> _WORK REQUEST_:
Write out the full listing again, exactly as it stands.

◆ ◆ ◆ ◆ ◆

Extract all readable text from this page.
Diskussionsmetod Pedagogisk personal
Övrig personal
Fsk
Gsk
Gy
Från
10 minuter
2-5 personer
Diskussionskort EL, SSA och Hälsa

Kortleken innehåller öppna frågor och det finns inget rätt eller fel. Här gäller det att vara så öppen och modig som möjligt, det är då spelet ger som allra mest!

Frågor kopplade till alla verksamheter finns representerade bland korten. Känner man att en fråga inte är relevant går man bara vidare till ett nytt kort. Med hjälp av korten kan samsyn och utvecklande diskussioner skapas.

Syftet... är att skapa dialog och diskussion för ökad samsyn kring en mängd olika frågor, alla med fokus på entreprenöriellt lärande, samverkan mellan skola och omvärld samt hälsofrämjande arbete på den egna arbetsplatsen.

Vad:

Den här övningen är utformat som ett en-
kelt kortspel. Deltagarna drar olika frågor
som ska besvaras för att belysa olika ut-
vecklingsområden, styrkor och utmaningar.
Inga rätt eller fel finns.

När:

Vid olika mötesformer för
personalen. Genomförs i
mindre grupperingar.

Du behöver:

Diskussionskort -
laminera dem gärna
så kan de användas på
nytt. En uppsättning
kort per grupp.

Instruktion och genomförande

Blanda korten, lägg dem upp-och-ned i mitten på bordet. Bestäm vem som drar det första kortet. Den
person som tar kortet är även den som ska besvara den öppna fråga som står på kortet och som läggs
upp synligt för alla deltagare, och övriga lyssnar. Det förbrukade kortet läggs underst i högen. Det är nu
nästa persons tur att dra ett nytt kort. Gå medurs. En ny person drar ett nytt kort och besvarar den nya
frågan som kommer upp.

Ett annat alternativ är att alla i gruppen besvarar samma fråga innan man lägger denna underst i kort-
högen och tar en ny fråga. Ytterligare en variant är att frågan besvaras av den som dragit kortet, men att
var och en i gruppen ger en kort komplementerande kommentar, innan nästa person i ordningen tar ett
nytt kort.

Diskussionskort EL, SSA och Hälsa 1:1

◆ ◆ ◆ ◆ ◆

> _RESULT FOR THIS EXERCISE_:
Extract all readable text from this page.
Diskussionsmetod Pedagogisk personal
Övrig personal
Fsk
Gsk
Gy
Från
10 minuter
2-5 personer
Diskussionskort EL, SSA och Hälsa

Kortleken innehåller öppna frågor och det finns inget rätt eller fel. Här gäller det att vara så öppen och modig som möjligt, det är då spelet ger som allra mest!

Frågor kopplade till alla verksamheter finns representerade bland korten. Känner man att en fråga inte är relevant går man bara vidare till ett nytt kort. Med hjälp av korten kan samsyn och utvecklande diskussioner skapas.

Syftet... är att skapa dialog och diskussion för ökad samsyn kring en mängd olika frågor, alla med fokus på entreprenöriellt lärande, samverkan mellan skola och omvärld samt hälsofrämjande arbete på den egna arbetsplatsen.

Vad:

Den här övningen är utformat som ett en-
kelt kortspel. Deltagarna drar olika frågor
som ska besvaras för att belysa olika ut-
vecklingsområden, styrkor och utmaningar.
Inga rätt eller fel finns.

När:

Vid olika mötesformer för
personalen. Genomförs i
mindre grupperingar.

Du behöver:

Diskussionskort -
laminera dem gärna
så kan de användas på
nytt. En uppsättning
kort per grupp.

Instruktion och genomförande

Blanda korten, lägg dem upp-och-ned i mitten på bordet. Bestäm vem som drar det första kortet. Den
person som tar kortet är även den som ska besvara den öppna fråga som står på kortet och som läggs
upp synligt för alla deltagare, och övriga lyssnar. Det förbrukade kortet läggs underst i högen. Det är nu
nästa persons tur att dra ett nytt kort. Gå medurs. En ny person drar ett nytt kort och besvarar den nya
frågan som kommer upp.

Ett annat alternativ är att alla i gruppen besvarar samma fråga innan man lägger denna underst i kort-
högen och tar en ny fråga. Ytterligare en variant är att frågan besvaras av den som dragit kortet, men att
var och en i gruppen ger en kort komplementerande kommentar, innan nästa person i ordningen tar ett
nytt kort.

Diskussionskort EL, SSA och Hälsa 1:1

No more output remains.